What needs to be done:
An exact reproduction of all entries is expected.

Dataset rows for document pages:
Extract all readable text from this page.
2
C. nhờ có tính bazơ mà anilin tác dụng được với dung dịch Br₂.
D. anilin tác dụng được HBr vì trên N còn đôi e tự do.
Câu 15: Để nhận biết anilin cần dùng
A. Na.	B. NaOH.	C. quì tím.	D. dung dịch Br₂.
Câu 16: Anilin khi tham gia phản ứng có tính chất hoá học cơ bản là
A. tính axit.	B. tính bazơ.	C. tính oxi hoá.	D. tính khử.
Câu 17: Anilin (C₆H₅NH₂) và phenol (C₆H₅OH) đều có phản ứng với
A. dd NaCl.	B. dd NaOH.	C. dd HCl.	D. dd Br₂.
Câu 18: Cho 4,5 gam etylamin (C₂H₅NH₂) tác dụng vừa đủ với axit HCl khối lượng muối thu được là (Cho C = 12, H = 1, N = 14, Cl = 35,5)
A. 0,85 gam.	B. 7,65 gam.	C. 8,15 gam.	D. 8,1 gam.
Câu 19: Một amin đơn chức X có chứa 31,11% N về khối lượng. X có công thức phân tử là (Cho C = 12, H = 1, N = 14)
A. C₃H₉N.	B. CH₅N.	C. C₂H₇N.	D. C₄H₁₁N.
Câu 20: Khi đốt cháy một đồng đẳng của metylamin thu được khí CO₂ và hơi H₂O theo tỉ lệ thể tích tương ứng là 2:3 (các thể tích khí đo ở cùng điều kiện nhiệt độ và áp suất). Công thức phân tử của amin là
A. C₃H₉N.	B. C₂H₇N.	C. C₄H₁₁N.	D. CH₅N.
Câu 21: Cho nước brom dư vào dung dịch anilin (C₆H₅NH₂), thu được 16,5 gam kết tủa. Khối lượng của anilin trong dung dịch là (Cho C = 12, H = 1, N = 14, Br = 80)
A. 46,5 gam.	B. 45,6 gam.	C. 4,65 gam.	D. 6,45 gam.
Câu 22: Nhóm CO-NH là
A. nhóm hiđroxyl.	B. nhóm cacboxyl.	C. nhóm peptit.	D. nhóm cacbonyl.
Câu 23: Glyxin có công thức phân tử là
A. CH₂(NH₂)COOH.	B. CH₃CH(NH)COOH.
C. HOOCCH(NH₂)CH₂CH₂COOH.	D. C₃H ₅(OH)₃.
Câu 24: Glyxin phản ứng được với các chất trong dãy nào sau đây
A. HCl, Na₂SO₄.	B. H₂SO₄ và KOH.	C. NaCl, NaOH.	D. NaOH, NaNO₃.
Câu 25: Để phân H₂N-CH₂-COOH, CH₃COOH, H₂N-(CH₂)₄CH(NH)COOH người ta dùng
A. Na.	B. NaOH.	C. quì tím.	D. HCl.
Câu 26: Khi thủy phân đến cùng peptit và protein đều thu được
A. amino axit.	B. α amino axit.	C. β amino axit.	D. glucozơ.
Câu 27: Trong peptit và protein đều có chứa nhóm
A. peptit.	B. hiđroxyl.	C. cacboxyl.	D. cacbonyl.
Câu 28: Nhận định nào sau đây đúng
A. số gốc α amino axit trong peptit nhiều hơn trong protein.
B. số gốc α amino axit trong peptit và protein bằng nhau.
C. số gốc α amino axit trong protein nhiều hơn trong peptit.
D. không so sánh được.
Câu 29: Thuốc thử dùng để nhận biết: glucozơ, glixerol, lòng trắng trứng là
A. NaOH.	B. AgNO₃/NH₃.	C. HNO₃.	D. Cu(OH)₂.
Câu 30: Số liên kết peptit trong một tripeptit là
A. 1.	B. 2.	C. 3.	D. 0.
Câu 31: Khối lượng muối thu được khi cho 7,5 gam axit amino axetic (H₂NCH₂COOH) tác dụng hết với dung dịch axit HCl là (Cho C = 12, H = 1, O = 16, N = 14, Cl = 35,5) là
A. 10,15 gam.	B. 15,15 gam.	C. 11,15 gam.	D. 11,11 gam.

Exercise result:
Extract all readable text from this page.
2
C. nhờ có tính bazơ mà anilin tác dụng được với dung dịch Br₂.
D. anilin tác dụng được HBr vì trên N còn đôi e tự do.
Câu 15: Để nhận biết anilin cần dùng
A. Na.	B. NaOH.	C. quì tím.	D. dung dịch Br₂.
Câu 16: Anilin khi tham gia phản ứng có tính chất hoá học cơ bản là
A. tính axit.	B. tính bazơ.	C. tính oxi hoá.	D. tính khử.
Câu 17: Anilin (C₆H₅NH₂) và phenol (C₆H₅OH) đều có phản ứng với
A. dd NaCl.	B. dd NaOH.	C. dd HCl.	D. dd Br₂.
Câu 18: Cho 4,5 gam etylamin (C₂H₅NH₂) tác dụng vừa đủ với axit HCl khối lượng muối thu được là (Cho C = 12, H = 1, N = 14, Cl = 35,5)
A. 0,85 gam.	B. 7,65 gam.	C. 8,15 gam.	D. 8,1 gam.
Câu 19: Một amin đơn chức X có chứa 31,11% N về khối lượng. X có công thức phân tử là (Cho C = 12, H = 1, N = 14)
A. C₃H₉N.	B. CH₅N.	C. C₂H₇N.	D. C₄H₁₁N.
Câu 20: Khi đốt cháy một đồng đẳng của metylamin thu được khí CO₂ và hơi H₂O theo tỉ lệ thể tích tương ứng là 2:3 (các thể tích khí đo ở cùng điều kiện nhiệt độ và áp suất). Công thức phân tử của amin là
A. C₃H₉N.	B. C₂H₇N.	C. C₄H₁₁N.	D. CH₅N.
Câu 21: Cho nước brom dư vào dung dịch anilin (C₆H₅NH₂), thu được 16,5 gam kết tủa. Khối lượng của anilin trong dung dịch là (Cho C = 12, H = 1, N = 14, Br = 80)
A. 46,5 gam.	B. 45,6 gam.	C. 4,65 gam.	D. 6,45 gam.
Câu 22: Nhóm CO-NH là
A. nhóm hiđroxyl.	B. nhóm cacboxyl.	C. nhóm peptit.	D. nhóm cacbonyl.
Câu 23: Glyxin có công thức phân tử là
A. CH₂(NH₂)COOH.	B. CH₃CH(NH)COOH.
C. HOOCCH(NH₂)CH₂CH₂COOH.	D. C₃H ₅(OH)₃.
Câu 24: Glyxin phản ứng được với các chất trong dãy nào sau đây
A. HCl, Na₂SO₄.	B. H₂SO₄ và KOH.	C. NaCl, NaOH.	D. NaOH, NaNO₃.
Câu 25: Để phân H₂N-CH₂-COOH, CH₃COOH, H₂N-(CH₂)₄CH(NH)COOH người ta dùng
A. Na.	B. NaOH.	C. quì tím.	D. HCl.
Câu 26: Khi thủy phân đến cùng peptit và protein đều thu được
A. amino axit.	B. α amino axit.	C. β amino axit.	D. glucozơ.
Câu 27: Trong peptit và protein đều có chứa nhóm
A. peptit.	B. hiđroxyl.	C. cacboxyl.	D. cacbonyl.
Câu 28: Nhận định nào sau đây đúng
A. số gốc α amino axit trong peptit nhiều hơn trong protein.
B. số gốc α amino axit trong peptit và protein bằng nhau.
C. số gốc α amino axit trong protein nhiều hơn trong peptit.
D. không so sánh được.
Câu 29: Thuốc thử dùng để nhận biết: glucozơ, glixerol, lòng trắng trứng là
A. NaOH.	B. AgNO₃/NH₃.	C. HNO₃.	D. Cu(OH)₂.
Câu 30: Số liên kết peptit trong một tripeptit là
A. 1.	B. 2.	C. 3.	D. 0.
Câu 31: Khối lượng muối thu được khi cho 7,5 gam axit amino axetic (H₂NCH₂COOH) tác dụng hết với dung dịch axit HCl là (Cho C = 12, H = 1, O = 16, N = 14, Cl = 35,5) là
A. 10,15 gam.	B. 15,15 gam.	C. 11,15 gam.	D. 11,11 gam.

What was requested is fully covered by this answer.